Start of Data for processing

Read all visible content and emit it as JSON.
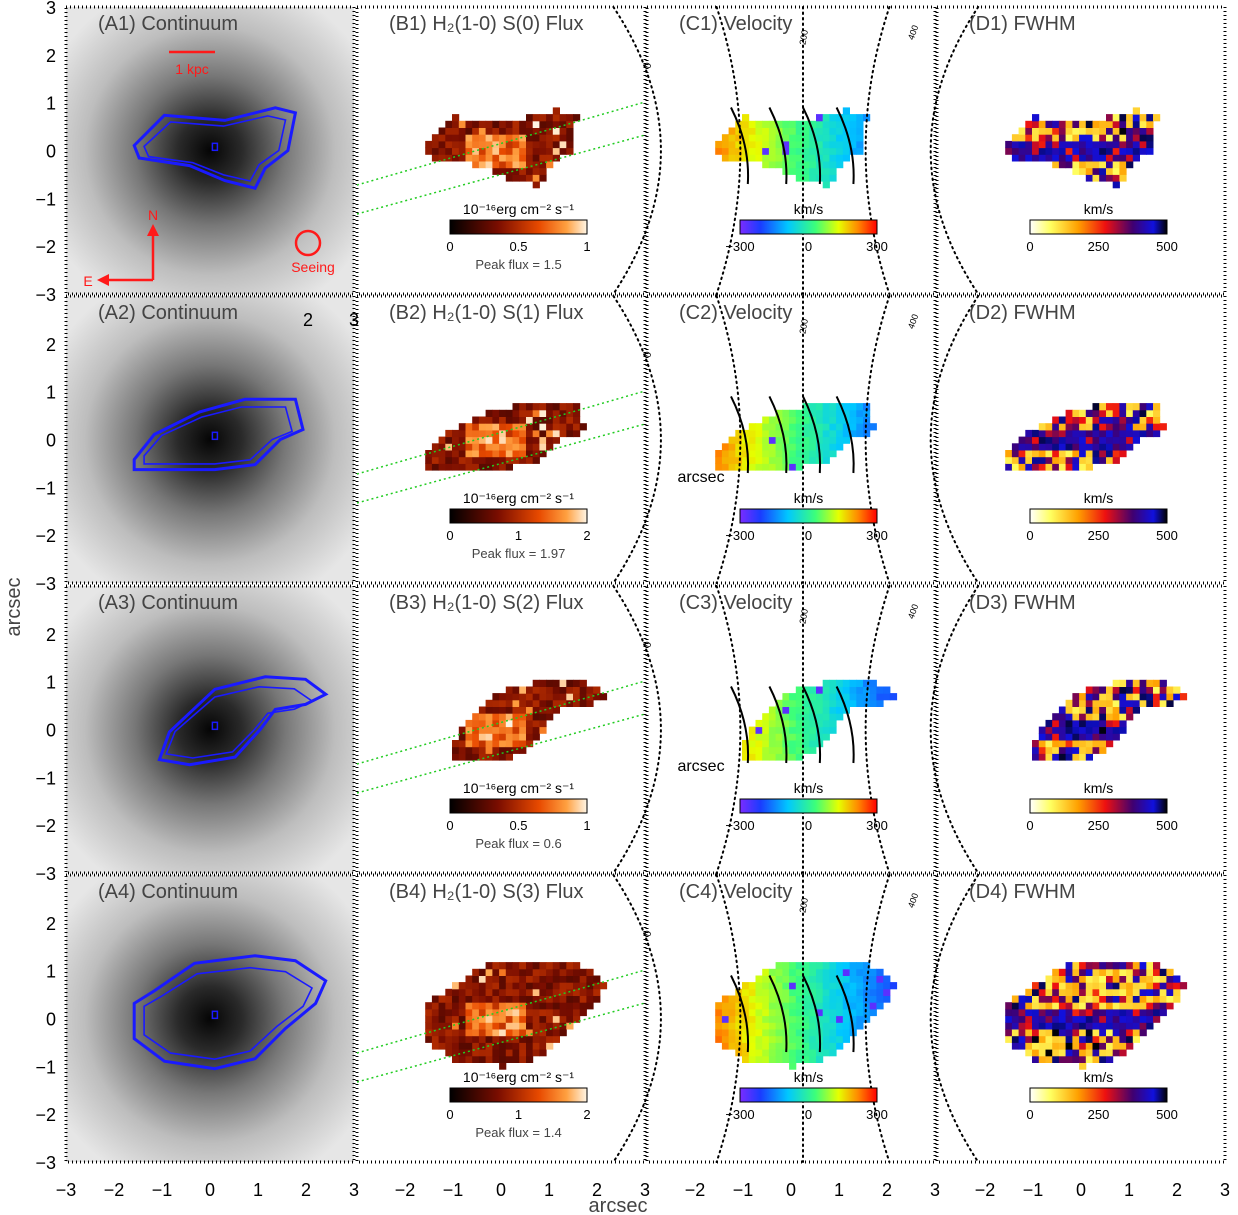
{
  "figure": {
    "ylabel": "arcsec",
    "xlabel": "arcsec",
    "tick_labels": [
      "−3",
      "−2",
      "−1",
      "0",
      "1",
      "2",
      "3"
    ],
    "x_tick_labels_by_panel": [
      [
        "−3",
        "−2",
        "−1",
        "0",
        "1",
        "2",
        "3"
      ],
      [
        "−2",
        "−1",
        "0",
        "1",
        "2",
        "3"
      ],
      [
        "−2",
        "−1",
        "0",
        "1",
        "2",
        "3"
      ],
      [
        "−2",
        "−1",
        "0",
        "1",
        "2",
        "3"
      ]
    ]
  },
  "annotations": {
    "scalebar_label": "1 kpc",
    "north": "N",
    "east": "E",
    "seeing": "Seeing",
    "stray_2": "2",
    "stray_3": "3",
    "stray_arcsec": "arcsec",
    "contour_0": "0",
    "contour_200": "200",
    "contour_400": "400",
    "units_flux": "10⁻¹⁶erg cm⁻² s⁻¹",
    "units_kms": "km/s"
  },
  "colors": {
    "contour_blue": "#1a1aff",
    "annotation_red": "#ff1a1a",
    "slit_green": "#22cc22",
    "frame": "#000000",
    "label_gray": "#444444"
  },
  "chart_data": [
    {
      "type": "heatmap",
      "panel": "A1",
      "title": "(A1) Continuum",
      "xlim": [
        -3,
        3
      ],
      "ylim": [
        -3,
        3
      ],
      "colormap": "gray"
    },
    {
      "type": "heatmap",
      "panel": "B1",
      "title": "(B1) H₂(1-0) S(0) Flux",
      "colorbar_ticks": [
        "0",
        "0.5",
        "1"
      ],
      "colorbar_range": [
        0,
        1
      ],
      "units": "10⁻¹⁶erg cm⁻² s⁻¹",
      "peak": "Peak flux = 1.5",
      "colormap": "heat"
    },
    {
      "type": "heatmap",
      "panel": "C1",
      "title": "(C1) Velocity",
      "colorbar_ticks": [
        "−300",
        "0",
        "300"
      ],
      "colorbar_range": [
        -300,
        300
      ],
      "units": "km/s",
      "colormap": "rainbow"
    },
    {
      "type": "heatmap",
      "panel": "D1",
      "title": "(D1) FWHM",
      "colorbar_ticks": [
        "0",
        "250",
        "500"
      ],
      "colorbar_range": [
        0,
        500
      ],
      "units": "km/s",
      "colormap": "fwhm"
    },
    {
      "type": "heatmap",
      "panel": "A2",
      "title": "(A2) Continuum",
      "xlim": [
        -3,
        3
      ],
      "ylim": [
        -3,
        3
      ],
      "colormap": "gray"
    },
    {
      "type": "heatmap",
      "panel": "B2",
      "title": "(B2) H₂(1-0) S(1) Flux",
      "colorbar_ticks": [
        "0",
        "1",
        "2"
      ],
      "colorbar_range": [
        0,
        2
      ],
      "units": "10⁻¹⁶erg cm⁻² s⁻¹",
      "peak": "Peak flux = 1.97",
      "colormap": "heat"
    },
    {
      "type": "heatmap",
      "panel": "C2",
      "title": "(C2) Velocity",
      "colorbar_ticks": [
        "−300",
        "0",
        "300"
      ],
      "colorbar_range": [
        -300,
        300
      ],
      "units": "km/s",
      "colormap": "rainbow"
    },
    {
      "type": "heatmap",
      "panel": "D2",
      "title": "(D2) FWHM",
      "colorbar_ticks": [
        "0",
        "250",
        "500"
      ],
      "colorbar_range": [
        0,
        500
      ],
      "units": "km/s",
      "colormap": "fwhm"
    },
    {
      "type": "heatmap",
      "panel": "A3",
      "title": "(A3) Continuum",
      "xlim": [
        -3,
        3
      ],
      "ylim": [
        -3,
        3
      ],
      "colormap": "gray"
    },
    {
      "type": "heatmap",
      "panel": "B3",
      "title": "(B3) H₂(1-0) S(2) Flux",
      "colorbar_ticks": [
        "0",
        "0.5",
        "1"
      ],
      "colorbar_range": [
        0,
        1
      ],
      "units": "10⁻¹⁶erg cm⁻² s⁻¹",
      "peak": "Peak flux = 0.6",
      "colormap": "heat"
    },
    {
      "type": "heatmap",
      "panel": "C3",
      "title": "(C3) Velocity",
      "colorbar_ticks": [
        "−300",
        "0",
        "300"
      ],
      "colorbar_range": [
        -300,
        300
      ],
      "units": "km/s",
      "colormap": "rainbow"
    },
    {
      "type": "heatmap",
      "panel": "D3",
      "title": "(D3) FWHM",
      "colorbar_ticks": [
        "0",
        "250",
        "500"
      ],
      "colorbar_range": [
        0,
        500
      ],
      "units": "km/s",
      "colormap": "fwhm"
    },
    {
      "type": "heatmap",
      "panel": "A4",
      "title": "(A4) Continuum",
      "xlim": [
        -3,
        3
      ],
      "ylim": [
        -3,
        3
      ],
      "colormap": "gray"
    },
    {
      "type": "heatmap",
      "panel": "B4",
      "title": "(B4) H₂(1-0) S(3) Flux",
      "colorbar_ticks": [
        "0",
        "1",
        "2"
      ],
      "colorbar_range": [
        0,
        2
      ],
      "units": "10⁻¹⁶erg cm⁻² s⁻¹",
      "peak": "Peak flux = 1.4",
      "colormap": "heat"
    },
    {
      "type": "heatmap",
      "panel": "C4",
      "title": "(C4) Velocity",
      "colorbar_ticks": [
        "−300",
        "0",
        "300"
      ],
      "colorbar_range": [
        -300,
        300
      ],
      "units": "km/s",
      "colormap": "rainbow"
    },
    {
      "type": "heatmap",
      "panel": "D4",
      "title": "(D4) FWHM",
      "colorbar_ticks": [
        "0",
        "250",
        "500"
      ],
      "colorbar_range": [
        0,
        500
      ],
      "units": "km/s",
      "colormap": "fwhm"
    }
  ]
}
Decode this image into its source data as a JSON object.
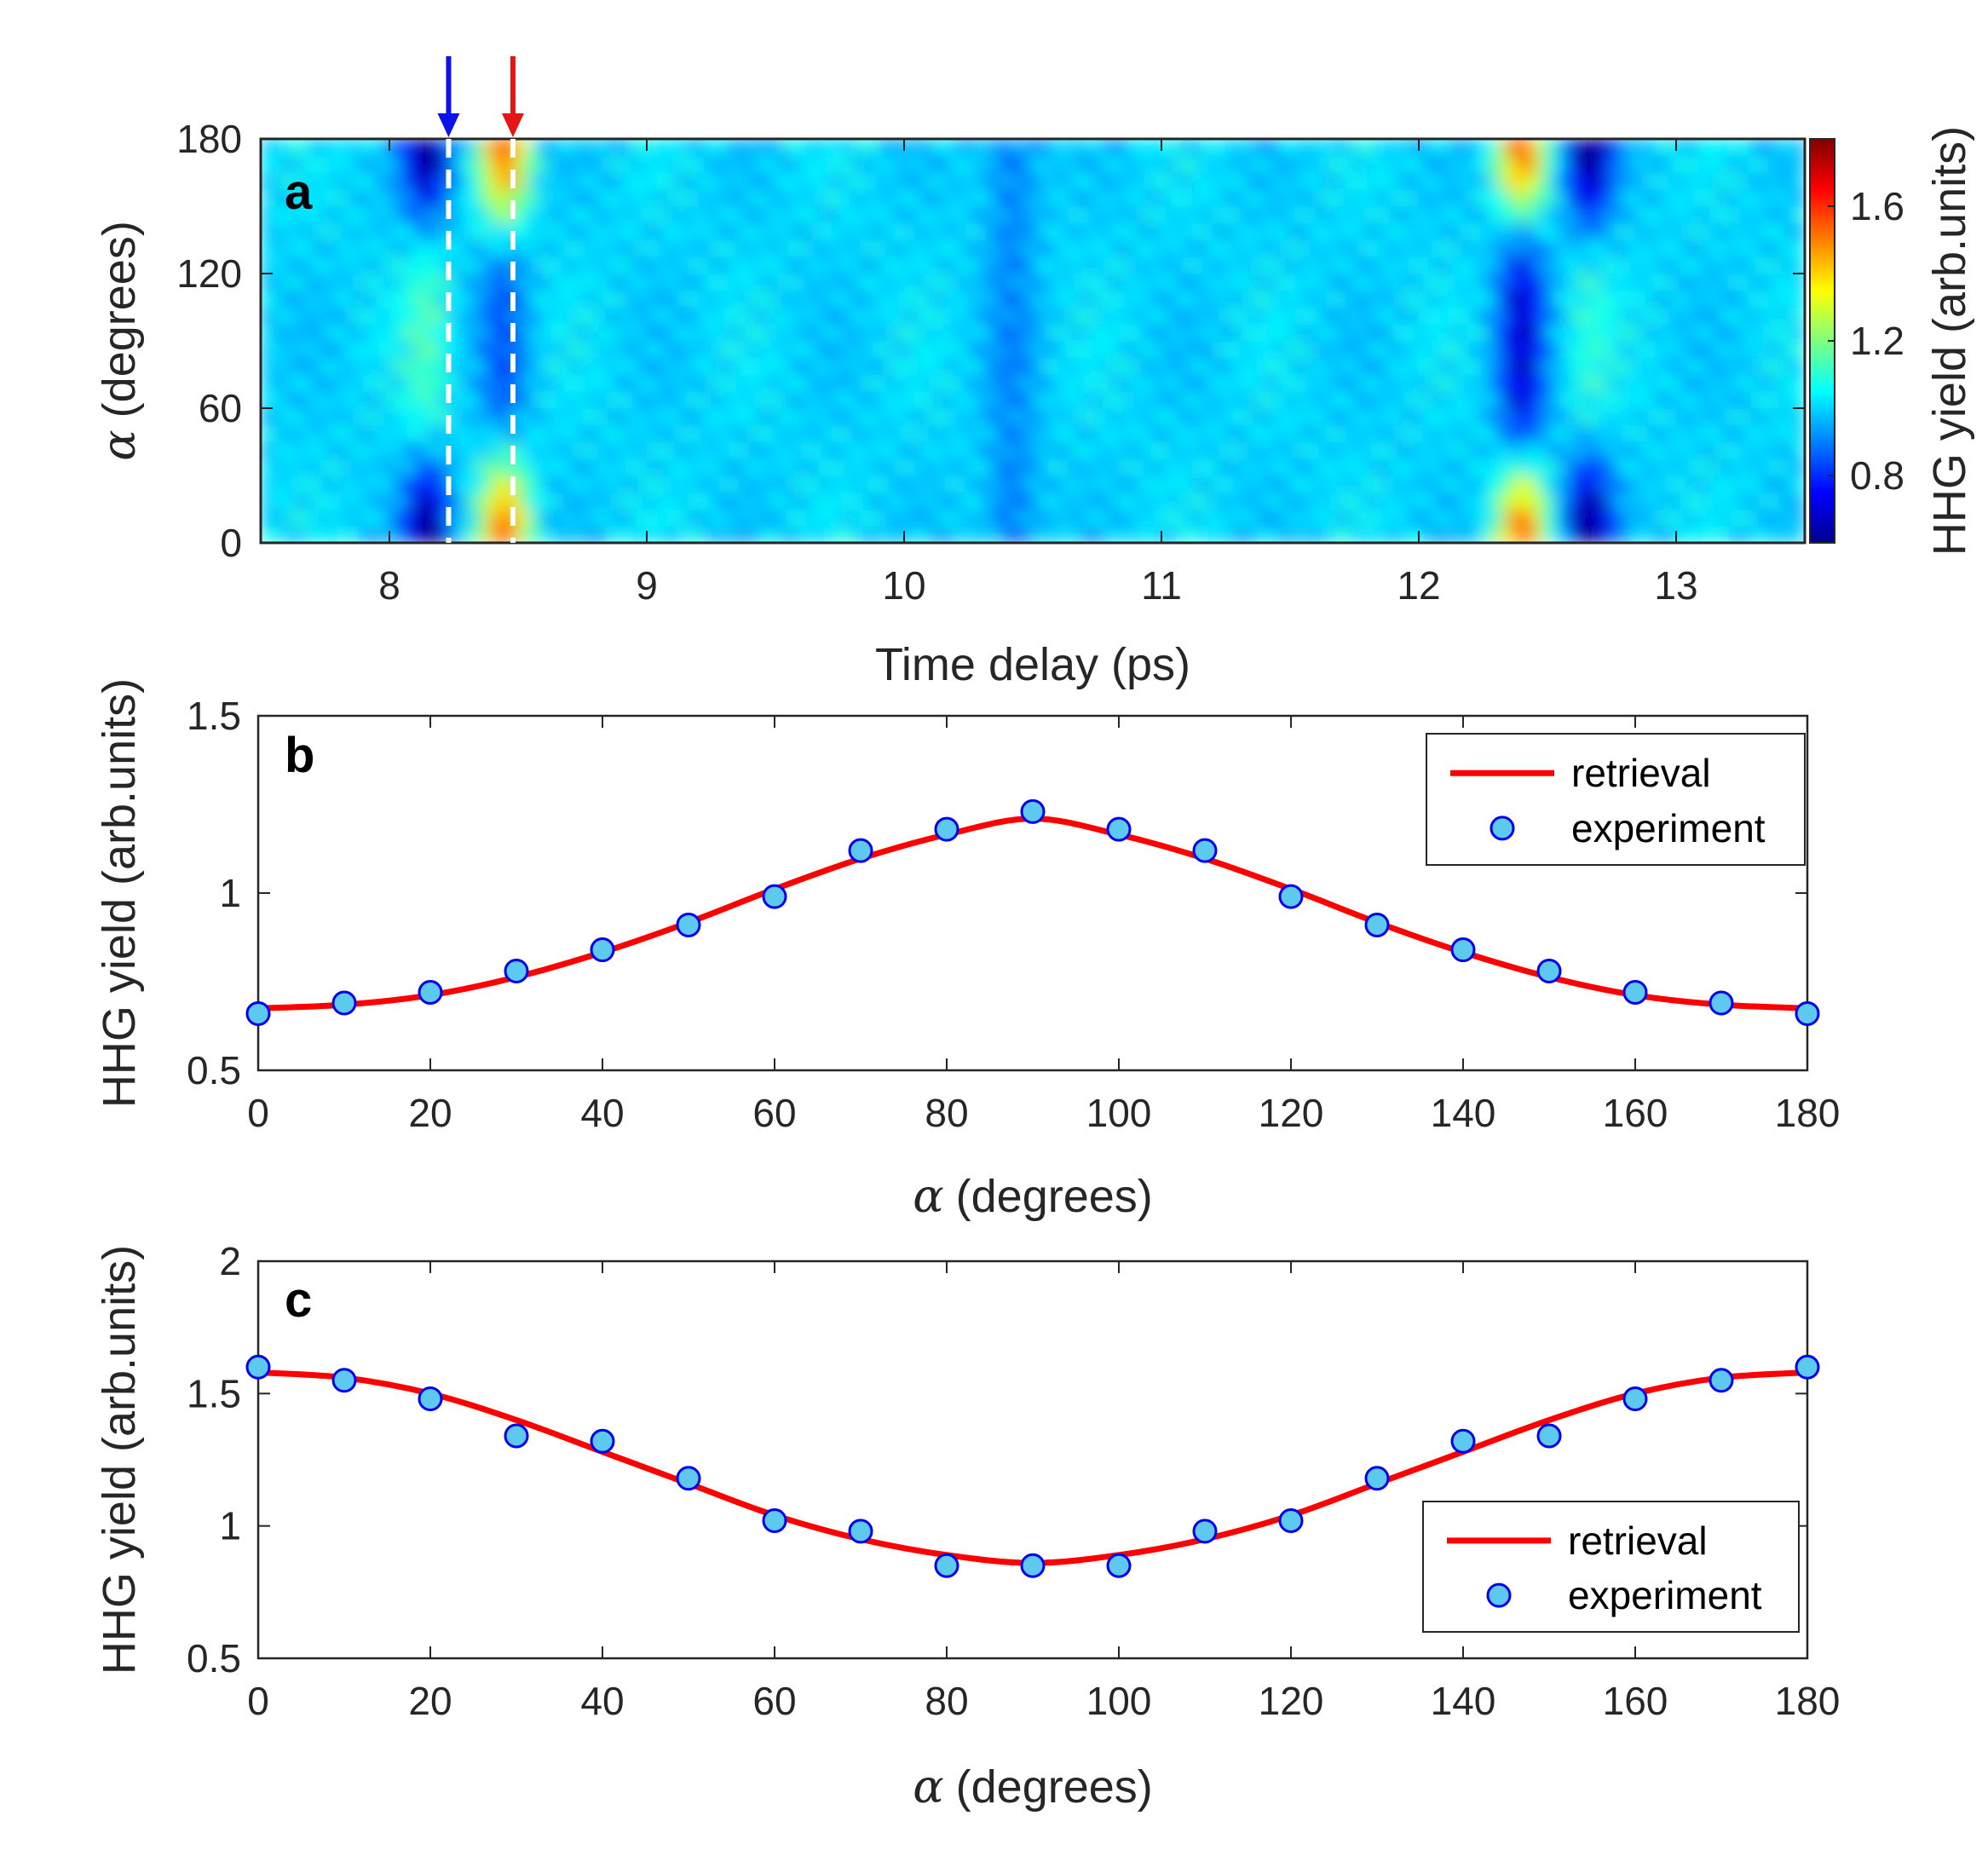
{
  "chart_data": [
    {
      "type": "heatmap",
      "panel_label": "a",
      "xlabel": "Time delay (ps)",
      "ylabel_symbol": "α",
      "ylabel_text": "(degrees)",
      "xlim": [
        7.5,
        13.5
      ],
      "ylim": [
        0,
        180
      ],
      "xticks": [
        "8",
        "9",
        "10",
        "11",
        "12",
        "13"
      ],
      "xtick_values": [
        8,
        9,
        10,
        11,
        12,
        13
      ],
      "yticks": [
        "0",
        "60",
        "120",
        "180"
      ],
      "ytick_values": [
        0,
        60,
        120,
        180
      ],
      "colorbar": {
        "label": "HHG yield (arb.units)",
        "range": [
          0.6,
          1.8
        ],
        "ticks": [
          "0.8",
          "1.2",
          "1.6"
        ],
        "tick_values": [
          0.8,
          1.2,
          1.6
        ],
        "colormap": "jet"
      },
      "markers": [
        {
          "x": 8.23,
          "color": "#0a14e6"
        },
        {
          "x": 8.48,
          "color": "#e61414"
        }
      ],
      "features": [
        {
          "x": 8.15,
          "width": 0.09,
          "edge": -0.42,
          "center": 0.12
        },
        {
          "x": 8.45,
          "width": 0.09,
          "edge": 0.55,
          "center": -0.15
        },
        {
          "x": 10.42,
          "width": 0.1,
          "edge": -0.14,
          "center": -0.08
        },
        {
          "x": 12.4,
          "width": 0.09,
          "edge": 0.55,
          "center": -0.3
        },
        {
          "x": 12.66,
          "width": 0.09,
          "edge": -0.45,
          "center": 0.08
        }
      ]
    },
    {
      "type": "line",
      "panel_label": "b",
      "xlabel_symbol": "α",
      "xlabel_text": "(degrees)",
      "ylabel": "HHG yield (arb.units)",
      "xlim": [
        0,
        180
      ],
      "ylim": [
        0.5,
        1.5
      ],
      "xticks": [
        "0",
        "20",
        "40",
        "60",
        "80",
        "100",
        "120",
        "140",
        "160",
        "180"
      ],
      "xtick_values": [
        0,
        20,
        40,
        60,
        80,
        100,
        120,
        140,
        160,
        180
      ],
      "yticks": [
        "0.5",
        "1",
        "1.5"
      ],
      "ytick_values": [
        0.5,
        1,
        1.5
      ],
      "legend": {
        "position": "top-right",
        "entries": [
          "retrieval",
          "experiment"
        ]
      },
      "series": [
        {
          "name": "retrieval",
          "kind": "line",
          "color": "#ff0000",
          "x": [
            0,
            10,
            20,
            30,
            40,
            50,
            60,
            70,
            80,
            90,
            100,
            110,
            120,
            130,
            140,
            150,
            160,
            170,
            180
          ],
          "y": [
            0.675,
            0.685,
            0.712,
            0.763,
            0.833,
            0.917,
            1.011,
            1.097,
            1.165,
            1.21,
            1.165,
            1.097,
            1.011,
            0.917,
            0.833,
            0.763,
            0.712,
            0.685,
            0.675
          ]
        },
        {
          "name": "experiment",
          "kind": "scatter",
          "color": "#5ec9ef",
          "edge": "#0000ee",
          "x": [
            0,
            10,
            20,
            30,
            40,
            50,
            60,
            70,
            80,
            90,
            100,
            110,
            120,
            130,
            140,
            150,
            160,
            170,
            180
          ],
          "y": [
            0.66,
            0.69,
            0.72,
            0.78,
            0.84,
            0.91,
            0.99,
            1.12,
            1.18,
            1.23,
            1.18,
            1.12,
            0.99,
            0.91,
            0.84,
            0.78,
            0.72,
            0.69,
            0.66
          ]
        }
      ]
    },
    {
      "type": "line",
      "panel_label": "c",
      "xlabel_symbol": "α",
      "xlabel_text": "(degrees)",
      "ylabel": "HHG yield (arb.units)",
      "xlim": [
        0,
        180
      ],
      "ylim": [
        0.5,
        2
      ],
      "xticks": [
        "0",
        "20",
        "40",
        "60",
        "80",
        "100",
        "120",
        "140",
        "160",
        "180"
      ],
      "xtick_values": [
        0,
        20,
        40,
        60,
        80,
        100,
        120,
        140,
        160,
        180
      ],
      "yticks": [
        "0.5",
        "1",
        "1.5",
        "2"
      ],
      "ytick_values": [
        0.5,
        1,
        1.5,
        2
      ],
      "legend": {
        "position": "bottom-right",
        "entries": [
          "retrieval",
          "experiment"
        ]
      },
      "series": [
        {
          "name": "retrieval",
          "kind": "line",
          "color": "#ff0000",
          "x": [
            0,
            10,
            20,
            30,
            40,
            50,
            60,
            70,
            80,
            90,
            100,
            110,
            120,
            130,
            140,
            150,
            160,
            170,
            180
          ],
          "y": [
            1.58,
            1.56,
            1.5,
            1.4,
            1.28,
            1.16,
            1.04,
            0.95,
            0.89,
            0.86,
            0.89,
            0.95,
            1.04,
            1.16,
            1.28,
            1.4,
            1.5,
            1.56,
            1.58
          ]
        },
        {
          "name": "experiment",
          "kind": "scatter",
          "color": "#5ec9ef",
          "edge": "#0000ee",
          "x": [
            0,
            10,
            20,
            30,
            40,
            50,
            60,
            70,
            80,
            90,
            100,
            110,
            120,
            130,
            140,
            150,
            160,
            170,
            180
          ],
          "y": [
            1.6,
            1.55,
            1.48,
            1.34,
            1.32,
            1.18,
            1.02,
            0.98,
            0.85,
            0.85,
            0.85,
            0.98,
            1.02,
            1.18,
            1.32,
            1.34,
            1.48,
            1.55,
            1.6
          ]
        }
      ]
    }
  ]
}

End of Data for processing

Stated exercise ->
Search the lines for "edge". Copy each line that has it.

Response to this exercise ->
          "edge": -0.42,
          "edge": 0.55,
          "edge": -0.14,
          "edge": 0.55,
          "edge": -0.45,
          "edge": "#0000ee",
          "edge": "#0000ee",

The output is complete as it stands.